DATA

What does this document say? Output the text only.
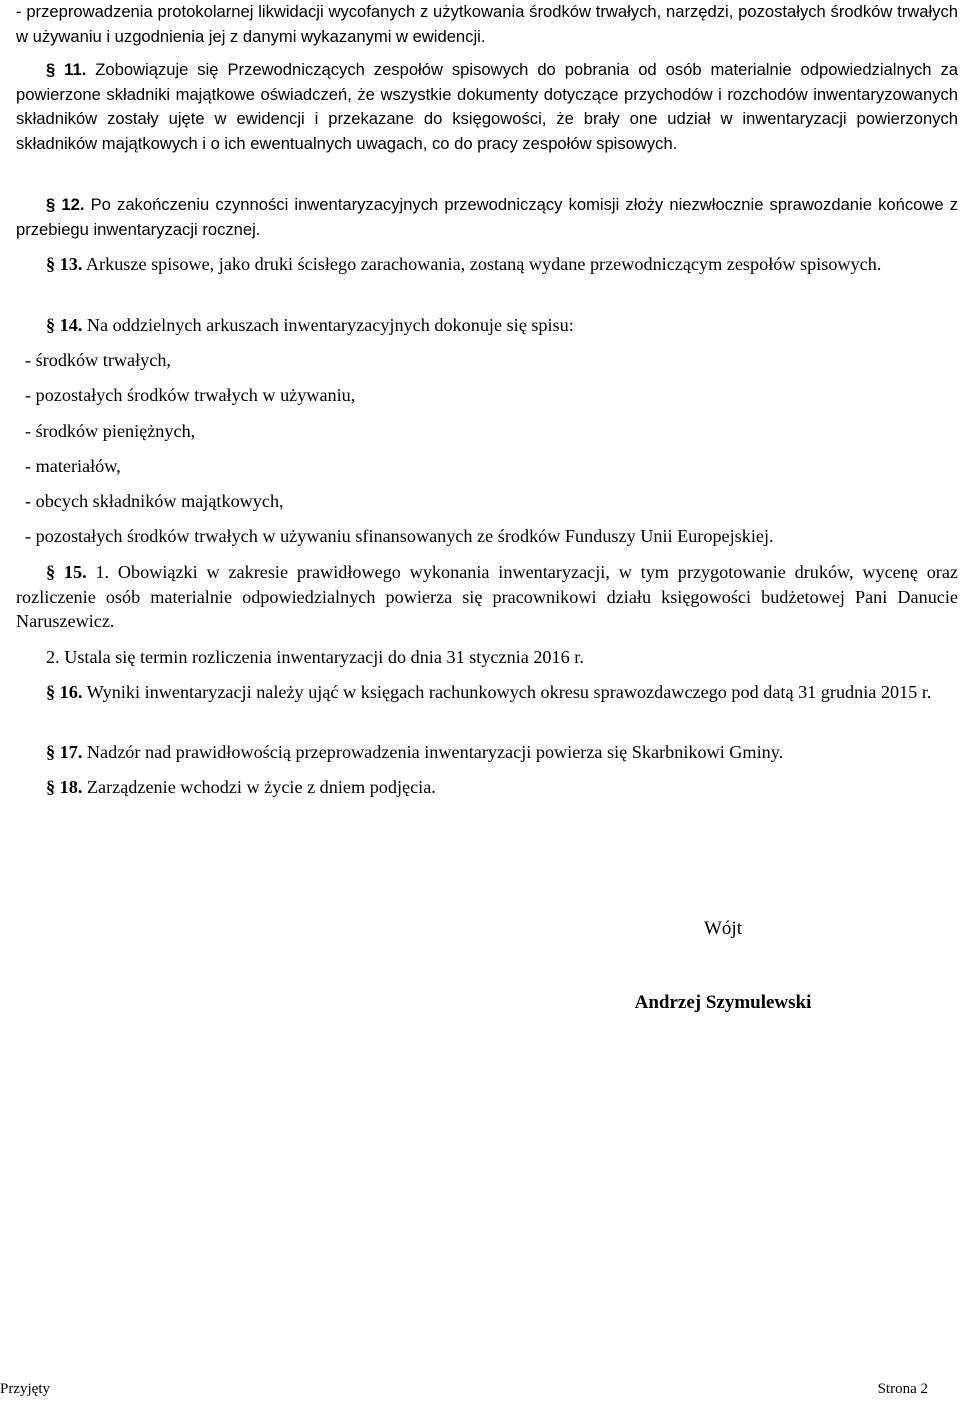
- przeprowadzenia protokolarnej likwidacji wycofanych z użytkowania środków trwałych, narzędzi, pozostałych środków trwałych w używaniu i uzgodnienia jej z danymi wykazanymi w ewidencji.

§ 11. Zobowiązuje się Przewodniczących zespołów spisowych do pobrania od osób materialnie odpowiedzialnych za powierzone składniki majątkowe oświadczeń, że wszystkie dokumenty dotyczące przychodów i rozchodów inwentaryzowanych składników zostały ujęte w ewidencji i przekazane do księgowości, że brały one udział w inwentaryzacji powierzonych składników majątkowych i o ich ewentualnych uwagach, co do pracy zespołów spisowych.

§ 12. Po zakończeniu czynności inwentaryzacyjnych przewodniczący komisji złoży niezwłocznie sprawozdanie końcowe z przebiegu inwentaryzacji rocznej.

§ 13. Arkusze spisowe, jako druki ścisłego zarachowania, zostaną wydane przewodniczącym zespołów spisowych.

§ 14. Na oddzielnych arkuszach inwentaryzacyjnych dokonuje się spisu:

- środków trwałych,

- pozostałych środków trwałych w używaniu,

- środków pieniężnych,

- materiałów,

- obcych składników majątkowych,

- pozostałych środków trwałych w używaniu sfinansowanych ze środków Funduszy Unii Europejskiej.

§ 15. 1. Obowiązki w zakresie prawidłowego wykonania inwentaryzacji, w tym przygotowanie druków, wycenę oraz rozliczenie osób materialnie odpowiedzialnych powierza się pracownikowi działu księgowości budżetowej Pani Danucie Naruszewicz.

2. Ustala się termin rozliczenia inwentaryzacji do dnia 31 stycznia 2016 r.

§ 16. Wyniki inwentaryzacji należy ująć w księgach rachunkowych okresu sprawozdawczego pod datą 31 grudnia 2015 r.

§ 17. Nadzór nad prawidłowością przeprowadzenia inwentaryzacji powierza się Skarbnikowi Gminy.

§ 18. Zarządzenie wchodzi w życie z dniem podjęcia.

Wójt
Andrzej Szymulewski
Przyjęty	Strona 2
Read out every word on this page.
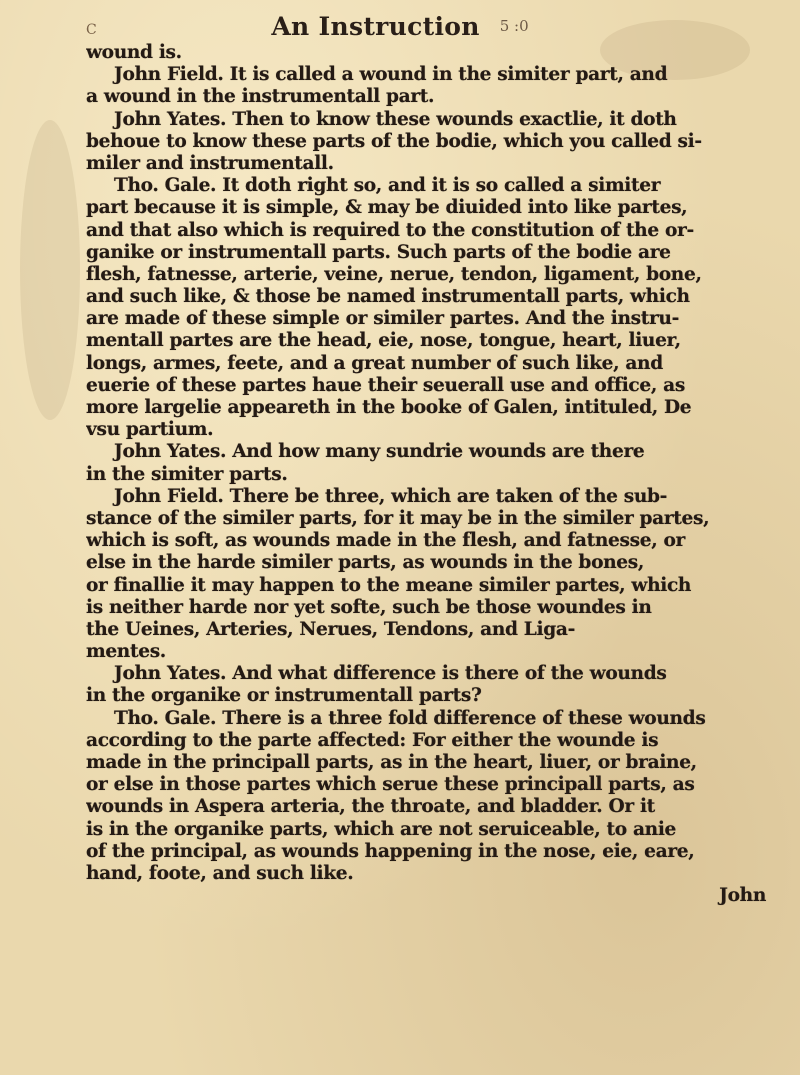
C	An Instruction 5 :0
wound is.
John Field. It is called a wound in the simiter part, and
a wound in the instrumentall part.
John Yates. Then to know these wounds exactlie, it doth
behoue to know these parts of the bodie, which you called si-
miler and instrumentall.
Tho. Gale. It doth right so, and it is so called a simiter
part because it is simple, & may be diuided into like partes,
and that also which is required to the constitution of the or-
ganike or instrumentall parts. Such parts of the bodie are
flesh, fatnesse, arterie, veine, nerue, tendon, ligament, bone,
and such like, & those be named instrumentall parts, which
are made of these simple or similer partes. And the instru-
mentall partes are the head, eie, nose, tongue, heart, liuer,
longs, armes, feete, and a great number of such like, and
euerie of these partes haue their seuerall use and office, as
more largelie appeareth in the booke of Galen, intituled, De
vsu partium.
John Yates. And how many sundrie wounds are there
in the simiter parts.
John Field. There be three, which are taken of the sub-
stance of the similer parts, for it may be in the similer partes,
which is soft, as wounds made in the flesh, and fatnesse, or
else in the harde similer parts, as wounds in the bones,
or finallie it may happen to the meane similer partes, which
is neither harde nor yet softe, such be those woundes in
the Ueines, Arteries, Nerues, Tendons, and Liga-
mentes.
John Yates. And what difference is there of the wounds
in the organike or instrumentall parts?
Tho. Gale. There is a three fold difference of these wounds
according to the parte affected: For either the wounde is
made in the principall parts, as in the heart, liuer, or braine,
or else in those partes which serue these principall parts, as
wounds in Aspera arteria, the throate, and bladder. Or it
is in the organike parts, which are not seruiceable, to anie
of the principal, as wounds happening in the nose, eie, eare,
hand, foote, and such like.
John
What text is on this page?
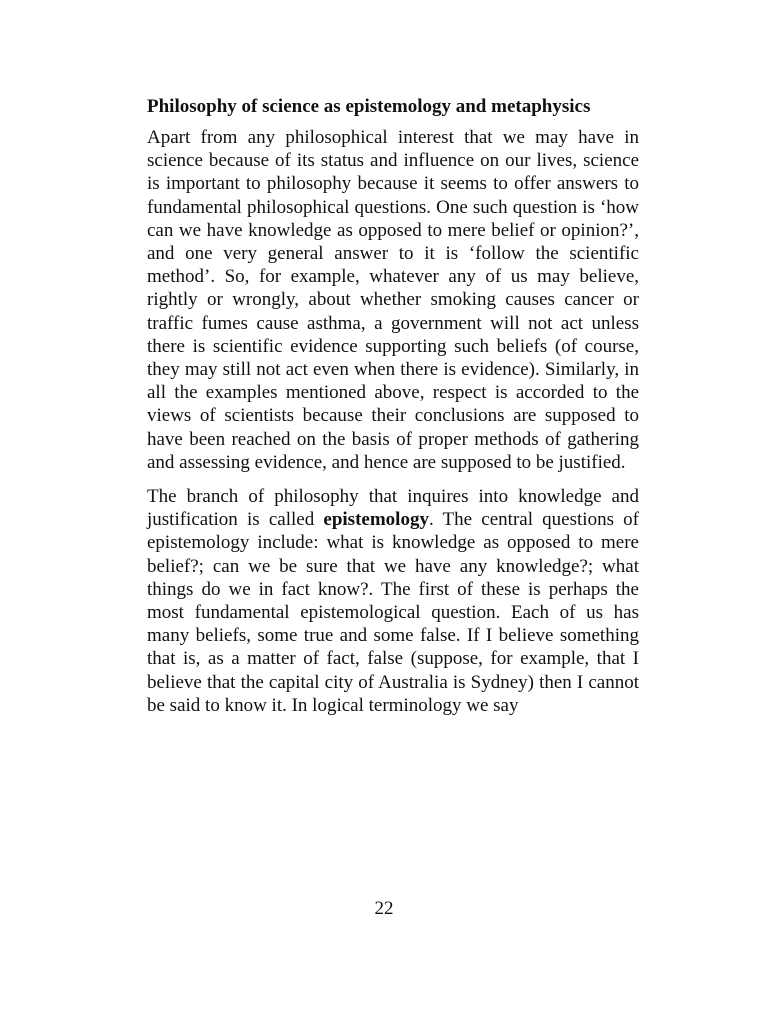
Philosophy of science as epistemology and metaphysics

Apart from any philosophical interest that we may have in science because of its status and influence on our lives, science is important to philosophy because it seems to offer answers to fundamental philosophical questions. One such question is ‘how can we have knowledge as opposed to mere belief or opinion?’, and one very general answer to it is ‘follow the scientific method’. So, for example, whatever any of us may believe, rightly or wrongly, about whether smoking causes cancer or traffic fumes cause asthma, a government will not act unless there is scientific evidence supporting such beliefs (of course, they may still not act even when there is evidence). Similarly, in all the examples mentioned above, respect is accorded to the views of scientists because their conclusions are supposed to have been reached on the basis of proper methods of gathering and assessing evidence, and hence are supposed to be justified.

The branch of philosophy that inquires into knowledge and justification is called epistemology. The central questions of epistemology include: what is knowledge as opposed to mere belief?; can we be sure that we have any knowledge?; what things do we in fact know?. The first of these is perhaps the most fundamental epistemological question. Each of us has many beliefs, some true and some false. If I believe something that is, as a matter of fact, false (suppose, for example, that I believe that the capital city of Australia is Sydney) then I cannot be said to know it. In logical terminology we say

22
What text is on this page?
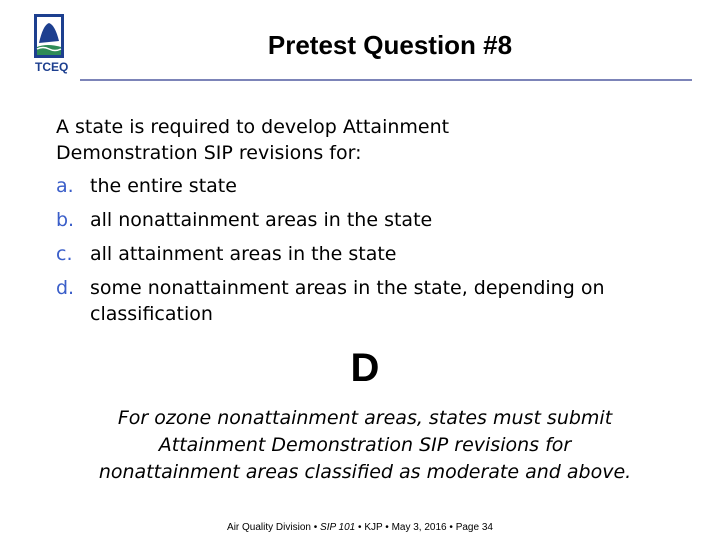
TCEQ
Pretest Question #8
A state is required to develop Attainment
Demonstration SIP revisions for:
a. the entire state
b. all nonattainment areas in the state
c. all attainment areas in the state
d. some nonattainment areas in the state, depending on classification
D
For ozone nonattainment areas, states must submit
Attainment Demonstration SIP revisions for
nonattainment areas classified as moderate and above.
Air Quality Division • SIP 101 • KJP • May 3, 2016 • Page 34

PROBLEM STATEMENT
Select all lines with the word "science" from the entries above.

RESPONSE
Philosophy of science as epistemology and metaphysics
Apart from any philosophical interest that we may have in science because of its status and influence on our lives, science is important to philosophy because it seems to offer answers to fundamental philosophical questions. One such question is ‘how can we have knowledge as opposed to mere belief or opinion?’, and one very general answer to it is ‘follow the scientific method’. So, for example, whatever any of us may believe, rightly or wrongly, about whether smoking causes cancer or traffic fumes cause asthma, a government will not act unless there is scientific evidence supporting such beliefs (of course, they may still not act even when there is evidence). Similarly, in all the examples mentioned above, respect is accorded to the views of scientists because their conclusions are supposed to have been reached on the basis of proper methods of gathering and assessing evidence, and hence are supposed to be justified.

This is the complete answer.